• SET TASK
Set down the full listing exactly as given. Any pictures are to be left out.

• DATASET EXCERPTS
━━━━━━━━━━━━━━━━━━━━

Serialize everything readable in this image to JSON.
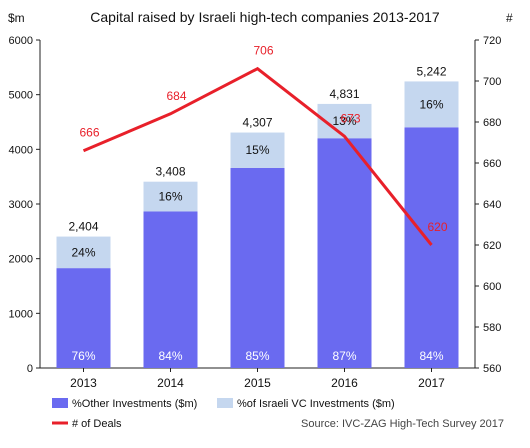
{
  "chart_data": {
    "type": "bar",
    "title": "Capital raised by Israeli high-tech companies 2013-2017",
    "left_axis_unit": "$m",
    "right_axis_unit": "#",
    "categories": [
      "2013",
      "2014",
      "2015",
      "2016",
      "2017"
    ],
    "series": [
      {
        "name": "%Other Investments ($m)",
        "color": "#6a6af0",
        "values": [
          1827,
          2863,
          3661,
          4203,
          4403
        ],
        "share_labels": [
          "76%",
          "84%",
          "85%",
          "87%",
          "84%"
        ]
      },
      {
        "name": "%of Israeli VC Investments ($m)",
        "color": "#c5d7ef",
        "values": [
          577,
          545,
          646,
          628,
          839
        ],
        "share_labels": [
          "24%",
          "16%",
          "15%",
          "13%",
          "16%"
        ]
      },
      {
        "name": "# of Deals",
        "type": "line",
        "axis": "right",
        "color": "#e8202a",
        "values": [
          666,
          684,
          706,
          673,
          620
        ],
        "labels": [
          "666",
          "684",
          "706",
          "673",
          "620"
        ]
      }
    ],
    "total_labels": [
      "2,404",
      "3,408",
      "4,307",
      "4,831",
      "5,242"
    ],
    "left_axis": {
      "min": 0,
      "max": 6000,
      "ticks": [
        "0",
        "1000",
        "2000",
        "3000",
        "4000",
        "5000",
        "6000"
      ]
    },
    "right_axis": {
      "min": 560,
      "max": 720,
      "ticks": [
        "560",
        "580",
        "600",
        "620",
        "640",
        "660",
        "680",
        "700",
        "720"
      ]
    },
    "grid": false,
    "legend_position": "bottom",
    "source_note": "Source: IVC-ZAG High-Tech Survey 2017"
  }
}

━━━━━━━━━━━━━━━━━━━━

• SOLUTION TO THE PROBLEM
Serialize everything readable in this image to JSON.
{
  "chart_data": {
    "type": "bar",
    "title": "Capital raised by Israeli high-tech companies 2013-2017",
    "left_axis_unit": "$m",
    "right_axis_unit": "#",
    "categories": [
      "2013",
      "2014",
      "2015",
      "2016",
      "2017"
    ],
    "series": [
      {
        "name": "%Other Investments ($m)",
        "color": "#6a6af0",
        "values": [
          1827,
          2863,
          3661,
          4203,
          4403
        ],
        "share_labels": [
          "76%",
          "84%",
          "85%",
          "87%",
          "84%"
        ]
      },
      {
        "name": "%of Israeli VC Investments ($m)",
        "color": "#c5d7ef",
        "values": [
          577,
          545,
          646,
          628,
          839
        ],
        "share_labels": [
          "24%",
          "16%",
          "15%",
          "13%",
          "16%"
        ]
      },
      {
        "name": "# of Deals",
        "type": "line",
        "axis": "right",
        "color": "#e8202a",
        "values": [
          666,
          684,
          706,
          673,
          620
        ],
        "labels": [
          "666",
          "684",
          "706",
          "673",
          "620"
        ]
      }
    ],
    "total_labels": [
      "2,404",
      "3,408",
      "4,307",
      "4,831",
      "5,242"
    ],
    "left_axis": {
      "min": 0,
      "max": 6000,
      "ticks": [
        "0",
        "1000",
        "2000",
        "3000",
        "4000",
        "5000",
        "6000"
      ]
    },
    "right_axis": {
      "min": 560,
      "max": 720,
      "ticks": [
        "560",
        "580",
        "600",
        "620",
        "640",
        "660",
        "680",
        "700",
        "720"
      ]
    },
    "grid": false,
    "legend_position": "bottom",
    "source_note": "Source: IVC-ZAG High-Tech Survey 2017"
  }
}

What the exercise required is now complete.